Instructions for the task =
Transcribe the material in full. Nothing should differ except that the pictures are left out.

Data =
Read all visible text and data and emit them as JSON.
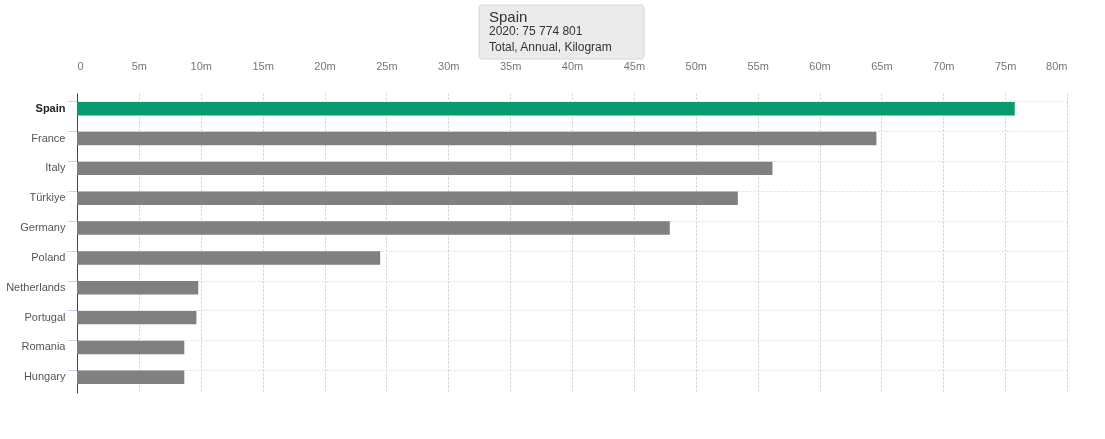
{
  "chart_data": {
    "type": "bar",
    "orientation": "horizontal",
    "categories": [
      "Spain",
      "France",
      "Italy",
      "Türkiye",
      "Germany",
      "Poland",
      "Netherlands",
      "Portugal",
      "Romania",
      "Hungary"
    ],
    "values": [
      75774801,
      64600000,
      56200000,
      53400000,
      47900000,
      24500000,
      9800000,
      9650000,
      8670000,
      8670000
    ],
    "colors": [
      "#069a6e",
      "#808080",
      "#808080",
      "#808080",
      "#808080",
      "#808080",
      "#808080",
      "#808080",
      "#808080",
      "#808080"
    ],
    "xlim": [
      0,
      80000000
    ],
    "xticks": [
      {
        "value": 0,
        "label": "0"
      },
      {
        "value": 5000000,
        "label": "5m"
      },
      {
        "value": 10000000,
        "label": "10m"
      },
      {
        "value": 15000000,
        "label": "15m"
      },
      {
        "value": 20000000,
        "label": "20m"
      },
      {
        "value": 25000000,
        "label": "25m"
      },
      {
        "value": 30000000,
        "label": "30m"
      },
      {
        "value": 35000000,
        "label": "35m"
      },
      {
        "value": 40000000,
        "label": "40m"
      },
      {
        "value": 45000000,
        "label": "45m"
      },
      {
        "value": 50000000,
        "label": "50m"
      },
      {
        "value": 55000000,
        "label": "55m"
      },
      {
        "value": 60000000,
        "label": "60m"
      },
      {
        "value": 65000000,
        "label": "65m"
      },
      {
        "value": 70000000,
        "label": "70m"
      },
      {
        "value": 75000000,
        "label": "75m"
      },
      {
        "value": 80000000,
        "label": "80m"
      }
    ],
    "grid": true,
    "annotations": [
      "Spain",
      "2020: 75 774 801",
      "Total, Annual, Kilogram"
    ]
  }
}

Result below =
Read all visible text and data and emit them as JSON.
{
  "chart_data": {
    "type": "bar",
    "orientation": "horizontal",
    "categories": [
      "Spain",
      "France",
      "Italy",
      "Türkiye",
      "Germany",
      "Poland",
      "Netherlands",
      "Portugal",
      "Romania",
      "Hungary"
    ],
    "values": [
      75774801,
      64600000,
      56200000,
      53400000,
      47900000,
      24500000,
      9800000,
      9650000,
      8670000,
      8670000
    ],
    "colors": [
      "#069a6e",
      "#808080",
      "#808080",
      "#808080",
      "#808080",
      "#808080",
      "#808080",
      "#808080",
      "#808080",
      "#808080"
    ],
    "xlim": [
      0,
      80000000
    ],
    "xticks": [
      {
        "value": 0,
        "label": "0"
      },
      {
        "value": 5000000,
        "label": "5m"
      },
      {
        "value": 10000000,
        "label": "10m"
      },
      {
        "value": 15000000,
        "label": "15m"
      },
      {
        "value": 20000000,
        "label": "20m"
      },
      {
        "value": 25000000,
        "label": "25m"
      },
      {
        "value": 30000000,
        "label": "30m"
      },
      {
        "value": 35000000,
        "label": "35m"
      },
      {
        "value": 40000000,
        "label": "40m"
      },
      {
        "value": 45000000,
        "label": "45m"
      },
      {
        "value": 50000000,
        "label": "50m"
      },
      {
        "value": 55000000,
        "label": "55m"
      },
      {
        "value": 60000000,
        "label": "60m"
      },
      {
        "value": 65000000,
        "label": "65m"
      },
      {
        "value": 70000000,
        "label": "70m"
      },
      {
        "value": 75000000,
        "label": "75m"
      },
      {
        "value": 80000000,
        "label": "80m"
      }
    ],
    "grid": true,
    "annotations": [
      "Spain",
      "2020: 75 774 801",
      "Total, Annual, Kilogram"
    ]
  }
}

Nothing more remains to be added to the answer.